** start **
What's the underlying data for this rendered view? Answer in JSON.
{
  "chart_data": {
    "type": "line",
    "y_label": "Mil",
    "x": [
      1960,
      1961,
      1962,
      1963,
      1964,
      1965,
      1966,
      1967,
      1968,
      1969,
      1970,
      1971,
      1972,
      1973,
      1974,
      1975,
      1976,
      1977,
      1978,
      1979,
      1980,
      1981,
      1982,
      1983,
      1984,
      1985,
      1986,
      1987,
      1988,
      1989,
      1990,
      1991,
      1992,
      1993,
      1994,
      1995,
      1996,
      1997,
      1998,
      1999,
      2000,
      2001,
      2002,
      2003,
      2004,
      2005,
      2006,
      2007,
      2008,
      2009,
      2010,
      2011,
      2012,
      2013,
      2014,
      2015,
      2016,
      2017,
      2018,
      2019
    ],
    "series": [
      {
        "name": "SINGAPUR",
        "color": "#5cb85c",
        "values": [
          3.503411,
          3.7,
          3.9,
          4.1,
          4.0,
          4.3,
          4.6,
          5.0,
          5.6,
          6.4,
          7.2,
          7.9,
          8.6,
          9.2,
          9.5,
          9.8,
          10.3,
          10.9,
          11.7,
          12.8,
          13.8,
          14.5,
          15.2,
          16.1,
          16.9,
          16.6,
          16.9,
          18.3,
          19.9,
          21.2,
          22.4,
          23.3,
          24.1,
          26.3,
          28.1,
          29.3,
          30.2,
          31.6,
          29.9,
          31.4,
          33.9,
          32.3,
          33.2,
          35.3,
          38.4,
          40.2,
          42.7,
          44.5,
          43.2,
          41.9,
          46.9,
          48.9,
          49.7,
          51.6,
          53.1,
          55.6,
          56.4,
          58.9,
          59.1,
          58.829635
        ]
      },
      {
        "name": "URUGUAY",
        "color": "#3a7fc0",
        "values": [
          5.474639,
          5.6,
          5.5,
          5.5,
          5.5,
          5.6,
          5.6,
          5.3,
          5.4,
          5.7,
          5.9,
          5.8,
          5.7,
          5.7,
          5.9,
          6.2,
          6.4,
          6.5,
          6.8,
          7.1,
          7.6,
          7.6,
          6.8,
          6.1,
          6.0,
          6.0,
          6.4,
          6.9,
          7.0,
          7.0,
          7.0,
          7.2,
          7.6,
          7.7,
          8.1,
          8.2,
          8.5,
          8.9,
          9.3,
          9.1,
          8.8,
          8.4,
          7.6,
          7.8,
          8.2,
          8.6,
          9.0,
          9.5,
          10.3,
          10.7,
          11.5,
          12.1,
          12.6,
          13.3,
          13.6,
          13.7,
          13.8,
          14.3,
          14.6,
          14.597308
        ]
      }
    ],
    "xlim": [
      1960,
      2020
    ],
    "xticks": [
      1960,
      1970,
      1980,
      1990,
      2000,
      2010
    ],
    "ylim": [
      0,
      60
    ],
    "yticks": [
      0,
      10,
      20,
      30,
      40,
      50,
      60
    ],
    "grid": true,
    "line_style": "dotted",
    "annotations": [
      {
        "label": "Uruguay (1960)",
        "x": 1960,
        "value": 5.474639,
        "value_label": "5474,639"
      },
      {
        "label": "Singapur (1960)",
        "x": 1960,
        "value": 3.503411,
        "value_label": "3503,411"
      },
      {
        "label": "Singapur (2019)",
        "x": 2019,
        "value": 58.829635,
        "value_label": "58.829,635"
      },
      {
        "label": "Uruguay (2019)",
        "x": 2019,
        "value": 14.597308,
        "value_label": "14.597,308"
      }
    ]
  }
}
** end **
▸ DIRECTIONS FOR THIS TASK
Each record above should be output again exactly.

▸ COMPLETE ANSWER
What's the underlying data for this rendered view? Answer in JSON.
{
  "chart_data": {
    "type": "line",
    "y_label": "Mil",
    "x": [
      1960,
      1961,
      1962,
      1963,
      1964,
      1965,
      1966,
      1967,
      1968,
      1969,
      1970,
      1971,
      1972,
      1973,
      1974,
      1975,
      1976,
      1977,
      1978,
      1979,
      1980,
      1981,
      1982,
      1983,
      1984,
      1985,
      1986,
      1987,
      1988,
      1989,
      1990,
      1991,
      1992,
      1993,
      1994,
      1995,
      1996,
      1997,
      1998,
      1999,
      2000,
      2001,
      2002,
      2003,
      2004,
      2005,
      2006,
      2007,
      2008,
      2009,
      2010,
      2011,
      2012,
      2013,
      2014,
      2015,
      2016,
      2017,
      2018,
      2019
    ],
    "series": [
      {
        "name": "SINGAPUR",
        "color": "#5cb85c",
        "values": [
          3.503411,
          3.7,
          3.9,
          4.1,
          4.0,
          4.3,
          4.6,
          5.0,
          5.6,
          6.4,
          7.2,
          7.9,
          8.6,
          9.2,
          9.5,
          9.8,
          10.3,
          10.9,
          11.7,
          12.8,
          13.8,
          14.5,
          15.2,
          16.1,
          16.9,
          16.6,
          16.9,
          18.3,
          19.9,
          21.2,
          22.4,
          23.3,
          24.1,
          26.3,
          28.1,
          29.3,
          30.2,
          31.6,
          29.9,
          31.4,
          33.9,
          32.3,
          33.2,
          35.3,
          38.4,
          40.2,
          42.7,
          44.5,
          43.2,
          41.9,
          46.9,
          48.9,
          49.7,
          51.6,
          53.1,
          55.6,
          56.4,
          58.9,
          59.1,
          58.829635
        ]
      },
      {
        "name": "URUGUAY",
        "color": "#3a7fc0",
        "values": [
          5.474639,
          5.6,
          5.5,
          5.5,
          5.5,
          5.6,
          5.6,
          5.3,
          5.4,
          5.7,
          5.9,
          5.8,
          5.7,
          5.7,
          5.9,
          6.2,
          6.4,
          6.5,
          6.8,
          7.1,
          7.6,
          7.6,
          6.8,
          6.1,
          6.0,
          6.0,
          6.4,
          6.9,
          7.0,
          7.0,
          7.0,
          7.2,
          7.6,
          7.7,
          8.1,
          8.2,
          8.5,
          8.9,
          9.3,
          9.1,
          8.8,
          8.4,
          7.6,
          7.8,
          8.2,
          8.6,
          9.0,
          9.5,
          10.3,
          10.7,
          11.5,
          12.1,
          12.6,
          13.3,
          13.6,
          13.7,
          13.8,
          14.3,
          14.6,
          14.597308
        ]
      }
    ],
    "xlim": [
      1960,
      2020
    ],
    "xticks": [
      1960,
      1970,
      1980,
      1990,
      2000,
      2010
    ],
    "ylim": [
      0,
      60
    ],
    "yticks": [
      0,
      10,
      20,
      30,
      40,
      50,
      60
    ],
    "grid": true,
    "line_style": "dotted",
    "annotations": [
      {
        "label": "Uruguay (1960)",
        "x": 1960,
        "value": 5.474639,
        "value_label": "5474,639"
      },
      {
        "label": "Singapur (1960)",
        "x": 1960,
        "value": 3.503411,
        "value_label": "3503,411"
      },
      {
        "label": "Singapur (2019)",
        "x": 2019,
        "value": 58.829635,
        "value_label": "58.829,635"
      },
      {
        "label": "Uruguay (2019)",
        "x": 2019,
        "value": 14.597308,
        "value_label": "14.597,308"
      }
    ]
  }
}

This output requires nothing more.